Collected data entries
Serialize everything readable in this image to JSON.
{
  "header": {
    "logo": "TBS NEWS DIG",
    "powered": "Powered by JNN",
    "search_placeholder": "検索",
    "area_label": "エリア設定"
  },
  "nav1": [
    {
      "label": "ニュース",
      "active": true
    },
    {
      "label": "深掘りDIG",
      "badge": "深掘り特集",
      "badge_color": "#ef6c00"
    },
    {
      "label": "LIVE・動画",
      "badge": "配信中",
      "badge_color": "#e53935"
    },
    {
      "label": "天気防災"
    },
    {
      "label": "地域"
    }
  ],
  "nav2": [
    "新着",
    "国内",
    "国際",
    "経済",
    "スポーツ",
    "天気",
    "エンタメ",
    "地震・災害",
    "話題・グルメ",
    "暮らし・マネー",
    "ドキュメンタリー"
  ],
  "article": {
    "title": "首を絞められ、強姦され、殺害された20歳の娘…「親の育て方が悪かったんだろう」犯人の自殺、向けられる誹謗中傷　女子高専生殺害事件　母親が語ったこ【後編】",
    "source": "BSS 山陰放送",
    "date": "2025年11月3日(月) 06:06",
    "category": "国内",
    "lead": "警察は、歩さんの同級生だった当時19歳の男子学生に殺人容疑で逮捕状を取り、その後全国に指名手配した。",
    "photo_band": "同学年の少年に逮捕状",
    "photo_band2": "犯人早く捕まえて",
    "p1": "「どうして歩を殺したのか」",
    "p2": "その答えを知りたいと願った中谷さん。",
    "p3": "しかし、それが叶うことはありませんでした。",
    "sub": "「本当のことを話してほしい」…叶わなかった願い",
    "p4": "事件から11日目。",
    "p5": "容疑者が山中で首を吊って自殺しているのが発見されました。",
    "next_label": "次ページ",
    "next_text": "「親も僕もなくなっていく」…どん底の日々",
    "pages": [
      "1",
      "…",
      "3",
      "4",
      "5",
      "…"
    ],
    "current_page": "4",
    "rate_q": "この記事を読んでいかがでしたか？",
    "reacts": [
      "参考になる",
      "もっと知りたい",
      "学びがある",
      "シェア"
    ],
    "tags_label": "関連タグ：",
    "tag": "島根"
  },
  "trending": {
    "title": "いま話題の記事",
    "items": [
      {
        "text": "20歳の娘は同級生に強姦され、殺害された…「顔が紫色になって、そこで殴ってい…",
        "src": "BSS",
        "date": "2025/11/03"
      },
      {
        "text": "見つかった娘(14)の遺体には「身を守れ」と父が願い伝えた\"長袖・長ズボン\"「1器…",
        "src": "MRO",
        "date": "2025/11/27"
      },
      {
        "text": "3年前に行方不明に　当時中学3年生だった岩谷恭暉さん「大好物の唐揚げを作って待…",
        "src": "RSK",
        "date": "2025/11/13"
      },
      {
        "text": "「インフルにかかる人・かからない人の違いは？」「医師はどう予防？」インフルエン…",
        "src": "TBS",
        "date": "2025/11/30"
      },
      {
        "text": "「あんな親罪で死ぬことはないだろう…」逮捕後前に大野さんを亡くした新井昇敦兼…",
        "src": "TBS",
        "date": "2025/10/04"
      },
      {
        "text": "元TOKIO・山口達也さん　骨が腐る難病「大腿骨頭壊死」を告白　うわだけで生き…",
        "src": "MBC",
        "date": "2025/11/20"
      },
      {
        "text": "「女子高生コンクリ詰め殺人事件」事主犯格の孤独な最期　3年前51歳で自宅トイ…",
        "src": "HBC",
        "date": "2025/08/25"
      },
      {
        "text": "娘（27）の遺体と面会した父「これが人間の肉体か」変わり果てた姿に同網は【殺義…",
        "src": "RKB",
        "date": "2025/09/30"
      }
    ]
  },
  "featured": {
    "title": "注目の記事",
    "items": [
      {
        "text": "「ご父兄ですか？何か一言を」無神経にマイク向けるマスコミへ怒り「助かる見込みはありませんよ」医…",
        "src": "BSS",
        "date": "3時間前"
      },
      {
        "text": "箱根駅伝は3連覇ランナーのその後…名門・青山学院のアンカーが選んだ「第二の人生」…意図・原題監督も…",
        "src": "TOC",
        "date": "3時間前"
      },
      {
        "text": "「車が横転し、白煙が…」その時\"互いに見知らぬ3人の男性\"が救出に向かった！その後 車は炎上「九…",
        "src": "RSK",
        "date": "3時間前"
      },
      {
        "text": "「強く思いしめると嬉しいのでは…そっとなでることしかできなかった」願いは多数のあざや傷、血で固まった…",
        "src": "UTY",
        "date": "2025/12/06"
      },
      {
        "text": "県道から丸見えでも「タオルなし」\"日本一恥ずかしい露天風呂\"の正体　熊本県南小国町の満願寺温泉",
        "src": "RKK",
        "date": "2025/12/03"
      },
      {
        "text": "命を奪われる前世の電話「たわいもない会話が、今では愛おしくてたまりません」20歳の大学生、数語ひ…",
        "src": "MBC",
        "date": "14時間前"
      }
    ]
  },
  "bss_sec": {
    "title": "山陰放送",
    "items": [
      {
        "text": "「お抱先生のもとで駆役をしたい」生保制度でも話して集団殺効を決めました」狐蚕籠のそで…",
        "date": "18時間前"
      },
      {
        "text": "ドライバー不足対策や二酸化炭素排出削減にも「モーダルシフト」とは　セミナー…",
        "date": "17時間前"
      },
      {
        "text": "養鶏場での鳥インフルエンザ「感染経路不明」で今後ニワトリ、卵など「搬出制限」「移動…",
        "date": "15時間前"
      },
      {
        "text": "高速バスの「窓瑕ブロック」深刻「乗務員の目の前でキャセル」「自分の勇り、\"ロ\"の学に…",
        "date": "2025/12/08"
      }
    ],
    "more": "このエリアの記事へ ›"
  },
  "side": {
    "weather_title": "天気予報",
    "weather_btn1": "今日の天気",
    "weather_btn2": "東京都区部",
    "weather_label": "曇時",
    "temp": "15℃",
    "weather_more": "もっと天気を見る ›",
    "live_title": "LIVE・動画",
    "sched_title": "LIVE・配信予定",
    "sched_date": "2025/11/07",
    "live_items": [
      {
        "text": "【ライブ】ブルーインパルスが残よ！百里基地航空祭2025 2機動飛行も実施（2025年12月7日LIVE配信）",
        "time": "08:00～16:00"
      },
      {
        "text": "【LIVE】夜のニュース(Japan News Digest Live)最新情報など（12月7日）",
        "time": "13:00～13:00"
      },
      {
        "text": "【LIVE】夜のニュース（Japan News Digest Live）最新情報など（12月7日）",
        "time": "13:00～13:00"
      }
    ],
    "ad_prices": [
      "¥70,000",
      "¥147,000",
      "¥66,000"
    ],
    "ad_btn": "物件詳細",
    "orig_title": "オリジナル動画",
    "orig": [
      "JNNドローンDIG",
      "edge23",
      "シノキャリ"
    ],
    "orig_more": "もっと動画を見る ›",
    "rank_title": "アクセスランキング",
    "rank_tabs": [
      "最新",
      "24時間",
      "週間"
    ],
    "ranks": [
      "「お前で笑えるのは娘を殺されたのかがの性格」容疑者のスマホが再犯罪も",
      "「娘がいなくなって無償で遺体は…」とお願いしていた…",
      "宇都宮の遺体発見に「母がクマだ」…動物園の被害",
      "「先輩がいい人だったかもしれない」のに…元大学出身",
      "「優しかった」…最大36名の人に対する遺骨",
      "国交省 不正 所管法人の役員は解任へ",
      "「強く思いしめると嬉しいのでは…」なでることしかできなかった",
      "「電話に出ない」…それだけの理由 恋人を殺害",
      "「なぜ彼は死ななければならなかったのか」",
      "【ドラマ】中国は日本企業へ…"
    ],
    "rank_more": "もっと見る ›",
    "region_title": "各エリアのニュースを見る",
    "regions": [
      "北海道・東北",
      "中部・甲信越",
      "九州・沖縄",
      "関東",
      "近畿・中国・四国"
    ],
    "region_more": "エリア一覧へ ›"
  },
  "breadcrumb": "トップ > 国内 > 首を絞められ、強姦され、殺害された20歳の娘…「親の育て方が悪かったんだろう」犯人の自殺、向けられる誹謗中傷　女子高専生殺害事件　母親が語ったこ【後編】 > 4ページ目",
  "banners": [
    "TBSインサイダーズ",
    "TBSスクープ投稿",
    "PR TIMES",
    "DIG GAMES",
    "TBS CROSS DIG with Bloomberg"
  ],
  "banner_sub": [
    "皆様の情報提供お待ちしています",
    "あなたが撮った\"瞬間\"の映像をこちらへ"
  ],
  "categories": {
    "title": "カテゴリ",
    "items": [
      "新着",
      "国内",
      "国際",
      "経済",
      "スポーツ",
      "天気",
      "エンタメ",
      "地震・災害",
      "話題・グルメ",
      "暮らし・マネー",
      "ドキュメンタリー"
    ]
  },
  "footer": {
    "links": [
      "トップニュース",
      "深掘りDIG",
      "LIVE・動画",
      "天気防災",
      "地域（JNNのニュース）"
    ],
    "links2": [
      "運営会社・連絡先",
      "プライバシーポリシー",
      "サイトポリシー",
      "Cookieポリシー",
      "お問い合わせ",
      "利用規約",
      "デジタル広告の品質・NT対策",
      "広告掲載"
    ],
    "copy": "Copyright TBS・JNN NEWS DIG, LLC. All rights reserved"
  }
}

**What is needed**
Extract, from the material above, each line holding the word "母親が語ったこ".

**Task solution**
    "title": "首を絞められ、強姦され、殺害された20歳の娘…「親の育て方が悪かったんだろう」犯人の自殺、向けられる誹謗中傷　女子高専生殺害事件　母親が語ったこ【後編】",
  "breadcrumb": "トップ > 国内 > 首を絞められ、強姦され、殺害された20歳の娘…「親の育て方が悪かったんだろう」犯人の自殺、向けられる誹謗中傷　女子高専生殺害事件　母親が語ったこ【後編】 > 4ページ目",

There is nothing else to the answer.